_GIVEN TASK_
In the listing that follows, count every line with the word "JSON" in it and write only the total.

(Excerpt from a dataset)
◆ ◆ ◆ ◆
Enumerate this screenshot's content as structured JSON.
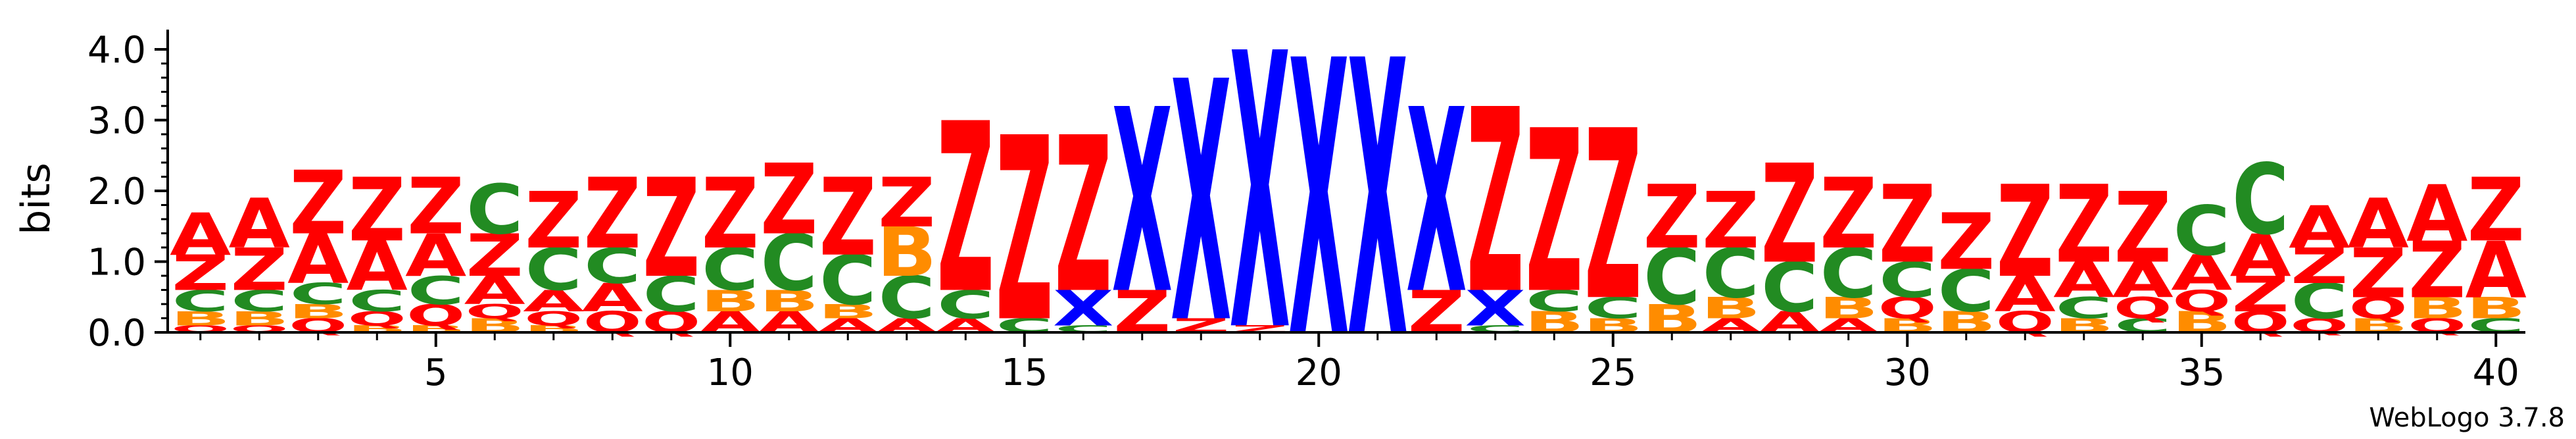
{
  "chart_data": {
    "type": "sequence-logo",
    "ylabel": "bits",
    "ylim": [
      0,
      4.0
    ],
    "y_ticks": [
      "0.0",
      "1.0",
      "2.0",
      "3.0",
      "4.0"
    ],
    "x_ticks": [
      "5",
      "10",
      "15",
      "20",
      "25",
      "30",
      "35",
      "40"
    ],
    "x_tick_positions": [
      5,
      10,
      15,
      20,
      25,
      30,
      35,
      40
    ],
    "positions": 40,
    "credit": "WebLogo 3.7.8",
    "colors": {
      "A": "#ff0000",
      "Z": "#ff0000",
      "B": "#ff8c00",
      "C": "#228b22",
      "Q": "#ff0000",
      "X": "#0000ff"
    },
    "columns": [
      {
        "pos": 1,
        "stack": [
          [
            "Q",
            0.1
          ],
          [
            "B",
            0.2
          ],
          [
            "C",
            0.3
          ],
          [
            "Z",
            0.5
          ],
          [
            "A",
            0.6
          ]
        ]
      },
      {
        "pos": 2,
        "stack": [
          [
            "Q",
            0.1
          ],
          [
            "B",
            0.2
          ],
          [
            "C",
            0.3
          ],
          [
            "Z",
            0.6
          ],
          [
            "A",
            0.7
          ]
        ]
      },
      {
        "pos": 3,
        "stack": [
          [
            "Q",
            0.2
          ],
          [
            "B",
            0.2
          ],
          [
            "C",
            0.3
          ],
          [
            "A",
            0.7
          ],
          [
            "Z",
            0.9
          ]
        ]
      },
      {
        "pos": 4,
        "stack": [
          [
            "B",
            0.1
          ],
          [
            "Q",
            0.2
          ],
          [
            "C",
            0.3
          ],
          [
            "A",
            0.7
          ],
          [
            "Z",
            0.9
          ]
        ]
      },
      {
        "pos": 5,
        "stack": [
          [
            "B",
            0.1
          ],
          [
            "Q",
            0.3
          ],
          [
            "C",
            0.4
          ],
          [
            "A",
            0.6
          ],
          [
            "Z",
            0.8
          ]
        ]
      },
      {
        "pos": 6,
        "stack": [
          [
            "B",
            0.2
          ],
          [
            "Q",
            0.2
          ],
          [
            "A",
            0.4
          ],
          [
            "Z",
            0.6
          ],
          [
            "C",
            0.7
          ]
        ]
      },
      {
        "pos": 7,
        "stack": [
          [
            "B",
            0.1
          ],
          [
            "Q",
            0.2
          ],
          [
            "A",
            0.3
          ],
          [
            "C",
            0.6
          ],
          [
            "Z",
            0.8
          ]
        ]
      },
      {
        "pos": 8,
        "stack": [
          [
            "Q",
            0.3
          ],
          [
            "A",
            0.4
          ],
          [
            "C",
            0.5
          ],
          [
            "Z",
            1.0
          ]
        ]
      },
      {
        "pos": 9,
        "stack": [
          [
            "Q",
            0.3
          ],
          [
            "C",
            0.5
          ],
          [
            "Z",
            1.4
          ]
        ]
      },
      {
        "pos": 10,
        "stack": [
          [
            "A",
            0.3
          ],
          [
            "B",
            0.3
          ],
          [
            "C",
            0.6
          ],
          [
            "Z",
            1.0
          ]
        ]
      },
      {
        "pos": 11,
        "stack": [
          [
            "A",
            0.3
          ],
          [
            "B",
            0.3
          ],
          [
            "C",
            0.8
          ],
          [
            "Z",
            1.0
          ]
        ]
      },
      {
        "pos": 12,
        "stack": [
          [
            "A",
            0.2
          ],
          [
            "B",
            0.2
          ],
          [
            "C",
            0.7
          ],
          [
            "Z",
            1.1
          ]
        ]
      },
      {
        "pos": 13,
        "stack": [
          [
            "A",
            0.2
          ],
          [
            "C",
            0.6
          ],
          [
            "B",
            0.7
          ],
          [
            "Z",
            0.7
          ]
        ]
      },
      {
        "pos": 14,
        "stack": [
          [
            "A",
            0.2
          ],
          [
            "C",
            0.4
          ],
          [
            "Z",
            2.4
          ]
        ]
      },
      {
        "pos": 15,
        "stack": [
          [
            "C",
            0.2
          ],
          [
            "Z",
            2.6
          ]
        ]
      },
      {
        "pos": 16,
        "stack": [
          [
            "C",
            0.1
          ],
          [
            "X",
            0.5
          ],
          [
            "Z",
            2.2
          ]
        ]
      },
      {
        "pos": 17,
        "stack": [
          [
            "Z",
            0.6
          ],
          [
            "X",
            2.6
          ]
        ]
      },
      {
        "pos": 18,
        "stack": [
          [
            "Z",
            0.2
          ],
          [
            "X",
            3.4
          ]
        ]
      },
      {
        "pos": 19,
        "stack": [
          [
            "Z",
            0.1
          ],
          [
            "X",
            3.9
          ]
        ]
      },
      {
        "pos": 20,
        "stack": [
          [
            "X",
            3.9
          ]
        ]
      },
      {
        "pos": 21,
        "stack": [
          [
            "X",
            3.9
          ]
        ]
      },
      {
        "pos": 22,
        "stack": [
          [
            "Z",
            0.6
          ],
          [
            "X",
            2.6
          ]
        ]
      },
      {
        "pos": 23,
        "stack": [
          [
            "C",
            0.1
          ],
          [
            "X",
            0.5
          ],
          [
            "Z",
            2.6
          ]
        ]
      },
      {
        "pos": 24,
        "stack": [
          [
            "B",
            0.3
          ],
          [
            "C",
            0.3
          ],
          [
            "Z",
            2.3
          ]
        ]
      },
      {
        "pos": 25,
        "stack": [
          [
            "B",
            0.2
          ],
          [
            "C",
            0.3
          ],
          [
            "Z",
            2.4
          ]
        ]
      },
      {
        "pos": 26,
        "stack": [
          [
            "B",
            0.4
          ],
          [
            "C",
            0.8
          ],
          [
            "Z",
            0.9
          ]
        ]
      },
      {
        "pos": 27,
        "stack": [
          [
            "A",
            0.2
          ],
          [
            "B",
            0.3
          ],
          [
            "C",
            0.7
          ],
          [
            "Z",
            0.8
          ]
        ]
      },
      {
        "pos": 28,
        "stack": [
          [
            "A",
            0.3
          ],
          [
            "C",
            0.7
          ],
          [
            "Z",
            1.4
          ]
        ]
      },
      {
        "pos": 29,
        "stack": [
          [
            "A",
            0.2
          ],
          [
            "B",
            0.3
          ],
          [
            "C",
            0.7
          ],
          [
            "Z",
            1.0
          ]
        ]
      },
      {
        "pos": 30,
        "stack": [
          [
            "B",
            0.2
          ],
          [
            "Q",
            0.3
          ],
          [
            "C",
            0.5
          ],
          [
            "Z",
            1.1
          ]
        ]
      },
      {
        "pos": 31,
        "stack": [
          [
            "B",
            0.3
          ],
          [
            "C",
            0.6
          ],
          [
            "Z",
            0.8
          ]
        ]
      },
      {
        "pos": 32,
        "stack": [
          [
            "Q",
            0.3
          ],
          [
            "A",
            0.5
          ],
          [
            "Z",
            1.3
          ]
        ]
      },
      {
        "pos": 33,
        "stack": [
          [
            "B",
            0.2
          ],
          [
            "C",
            0.3
          ],
          [
            "A",
            0.5
          ],
          [
            "Z",
            1.1
          ]
        ]
      },
      {
        "pos": 34,
        "stack": [
          [
            "C",
            0.2
          ],
          [
            "Q",
            0.3
          ],
          [
            "A",
            0.5
          ],
          [
            "Z",
            1.0
          ]
        ]
      },
      {
        "pos": 35,
        "stack": [
          [
            "B",
            0.3
          ],
          [
            "Q",
            0.3
          ],
          [
            "A",
            0.5
          ],
          [
            "C",
            0.7
          ]
        ]
      },
      {
        "pos": 36,
        "stack": [
          [
            "Q",
            0.3
          ],
          [
            "Z",
            0.5
          ],
          [
            "A",
            0.6
          ],
          [
            "C",
            1.0
          ]
        ]
      },
      {
        "pos": 37,
        "stack": [
          [
            "Q",
            0.2
          ],
          [
            "C",
            0.5
          ],
          [
            "Z",
            0.5
          ],
          [
            "A",
            0.6
          ]
        ]
      },
      {
        "pos": 38,
        "stack": [
          [
            "B",
            0.2
          ],
          [
            "Q",
            0.3
          ],
          [
            "Z",
            0.7
          ],
          [
            "A",
            0.7
          ]
        ]
      },
      {
        "pos": 39,
        "stack": [
          [
            "Q",
            0.2
          ],
          [
            "B",
            0.3
          ],
          [
            "Z",
            0.8
          ],
          [
            "A",
            0.8
          ]
        ]
      },
      {
        "pos": 40,
        "stack": [
          [
            "C",
            0.2
          ],
          [
            "B",
            0.3
          ],
          [
            "A",
            0.8
          ],
          [
            "Z",
            0.9
          ]
        ]
      }
    ]
  }
}
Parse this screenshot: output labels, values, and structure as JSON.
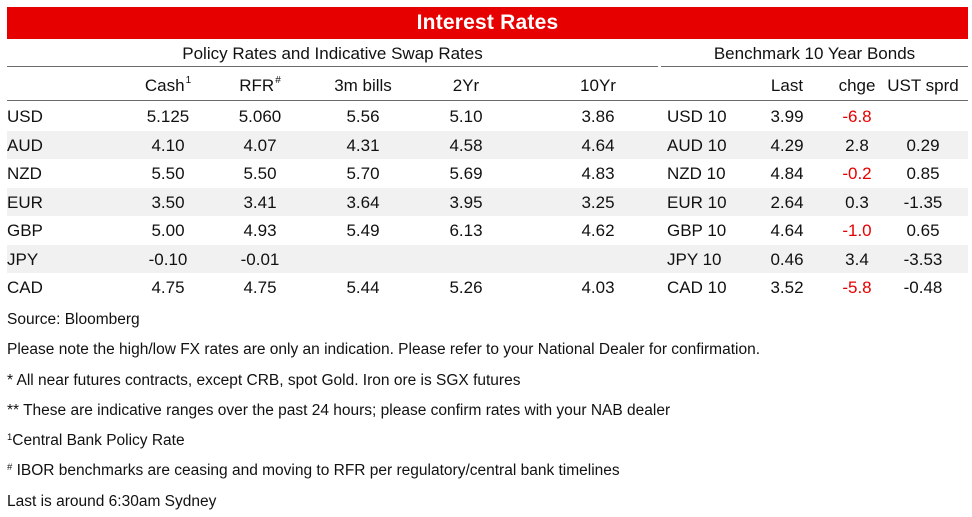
{
  "title": "Interest Rates",
  "groups": {
    "policy": "Policy Rates and Indicative Swap Rates",
    "bonds": "Benchmark 10 Year Bonds"
  },
  "columns": {
    "cash": "Cash",
    "cash_mark": "1",
    "rfr": "RFR",
    "rfr_mark": "#",
    "bills": "3m bills",
    "two_yr": "2Yr",
    "ten_yr": "10Yr",
    "last": "Last",
    "chge": "chge",
    "ust_sprd": "UST sprd"
  },
  "rows": [
    {
      "ccy": "USD",
      "cash": "5.125",
      "rfr": "5.060",
      "bills": "5.56",
      "two_yr": "5.10",
      "ten_yr": "3.86",
      "bond": "USD 10",
      "last": "3.99",
      "chge": "-6.8",
      "ust_sprd": ""
    },
    {
      "ccy": "AUD",
      "cash": "4.10",
      "rfr": "4.07",
      "bills": "4.31",
      "two_yr": "4.58",
      "ten_yr": "4.64",
      "bond": "AUD 10",
      "last": "4.29",
      "chge": "2.8",
      "ust_sprd": "0.29"
    },
    {
      "ccy": "NZD",
      "cash": "5.50",
      "rfr": "5.50",
      "bills": "5.70",
      "two_yr": "5.69",
      "ten_yr": "4.83",
      "bond": "NZD 10",
      "last": "4.84",
      "chge": "-0.2",
      "ust_sprd": "0.85"
    },
    {
      "ccy": "EUR",
      "cash": "3.50",
      "rfr": "3.41",
      "bills": "3.64",
      "two_yr": "3.95",
      "ten_yr": "3.25",
      "bond": "EUR 10",
      "last": "2.64",
      "chge": "0.3",
      "ust_sprd": "-1.35"
    },
    {
      "ccy": "GBP",
      "cash": "5.00",
      "rfr": "4.93",
      "bills": "5.49",
      "two_yr": "6.13",
      "ten_yr": "4.62",
      "bond": "GBP 10",
      "last": "4.64",
      "chge": "-1.0",
      "ust_sprd": "0.65"
    },
    {
      "ccy": "JPY",
      "cash": "-0.10",
      "rfr": "-0.01",
      "bills": "",
      "two_yr": "",
      "ten_yr": "",
      "bond": "JPY 10",
      "last": "0.46",
      "chge": "3.4",
      "ust_sprd": "-3.53"
    },
    {
      "ccy": "CAD",
      "cash": "4.75",
      "rfr": "4.75",
      "bills": "5.44",
      "two_yr": "5.26",
      "ten_yr": "4.03",
      "bond": "CAD 10",
      "last": "3.52",
      "chge": "-5.8",
      "ust_sprd": "-0.48"
    }
  ],
  "notes": {
    "source": "Source: Bloomberg",
    "fx_note": "Please note the high/low FX rates are only an indication. Please refer to your National Dealer for confirmation.",
    "futures_note": "* All near futures contracts, except CRB, spot Gold.  Iron ore is SGX futures",
    "ranges_note": "** These are indicative ranges over the past 24 hours; please confirm rates with your NAB dealer",
    "policy_mark": "1",
    "policy_text": "Central Bank Policy Rate",
    "ibor_mark": "#",
    "ibor_text": " IBOR benchmarks are ceasing and moving to RFR per regulatory/central bank timelines",
    "last_note": "Last is around 6:30am Sydney"
  },
  "colors": {
    "banner": "#e60000",
    "negative": "#e60000",
    "row_shade": "#f1f1f1"
  }
}
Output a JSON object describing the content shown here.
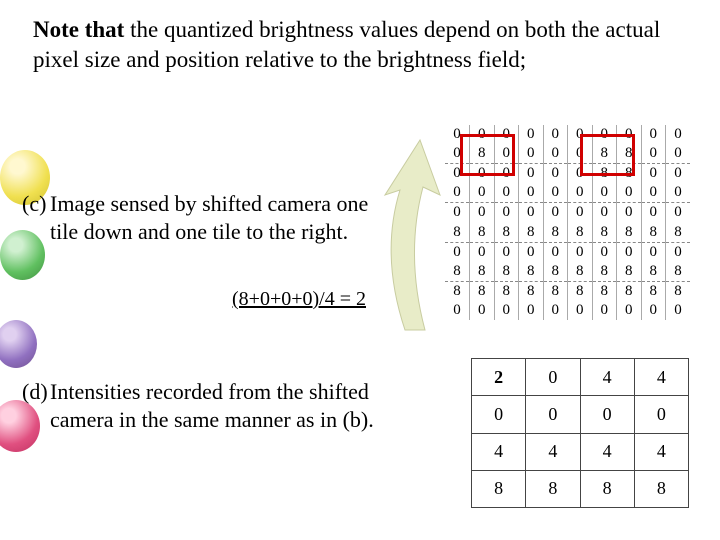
{
  "note": {
    "bold": "Note that",
    "rest": " the quantized brightness values depend on both the actual pixel size and position relative to the brightness field;"
  },
  "item_c": {
    "label": "(c)",
    "text": "Image sensed by shifted camera one tile down and one tile to the right."
  },
  "formula": "(8+0+0+0)/4 = 2",
  "item_d": {
    "label": "(d)",
    "text": "Intensities recorded from the shifted camera in the same manner as in (b)."
  },
  "grid_c": {
    "rows": [
      [
        "0",
        "0",
        "0",
        "0",
        "0",
        "0",
        "0",
        "0",
        "0",
        "0"
      ],
      [
        "0",
        "8",
        "0",
        "0",
        "0",
        "0",
        "8",
        "8",
        "0",
        "0"
      ],
      [
        "0",
        "0",
        "0",
        "0",
        "0",
        "0",
        "8",
        "8",
        "0",
        "0"
      ],
      [
        "0",
        "0",
        "0",
        "0",
        "0",
        "0",
        "0",
        "0",
        "0",
        "0"
      ],
      [
        "0",
        "0",
        "0",
        "0",
        "0",
        "0",
        "0",
        "0",
        "0",
        "0"
      ],
      [
        "8",
        "8",
        "8",
        "8",
        "8",
        "8",
        "8",
        "8",
        "8",
        "8"
      ],
      [
        "0",
        "0",
        "0",
        "0",
        "0",
        "0",
        "0",
        "0",
        "0",
        "0"
      ],
      [
        "8",
        "8",
        "8",
        "8",
        "8",
        "8",
        "8",
        "8",
        "8",
        "8"
      ],
      [
        "8",
        "8",
        "8",
        "8",
        "8",
        "8",
        "8",
        "8",
        "8",
        "8"
      ],
      [
        "0",
        "0",
        "0",
        "0",
        "0",
        "0",
        "0",
        "0",
        "0",
        "0"
      ]
    ],
    "dash_after": [
      1,
      3,
      5,
      7
    ],
    "highlight_color": "#d00000",
    "border_color": "#aaaaaa"
  },
  "grid_d": {
    "rows": [
      [
        "2",
        "0",
        "4",
        "4"
      ],
      [
        "0",
        "0",
        "0",
        "0"
      ],
      [
        "4",
        "4",
        "4",
        "4"
      ],
      [
        "8",
        "8",
        "8",
        "8"
      ]
    ],
    "border_color": "#444444"
  },
  "arrow": {
    "fill": "#e8ecc8",
    "stroke": "#c8cca0"
  }
}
◆ ◆ ◆ ◆
_ANSWER FOR THE TASK_
3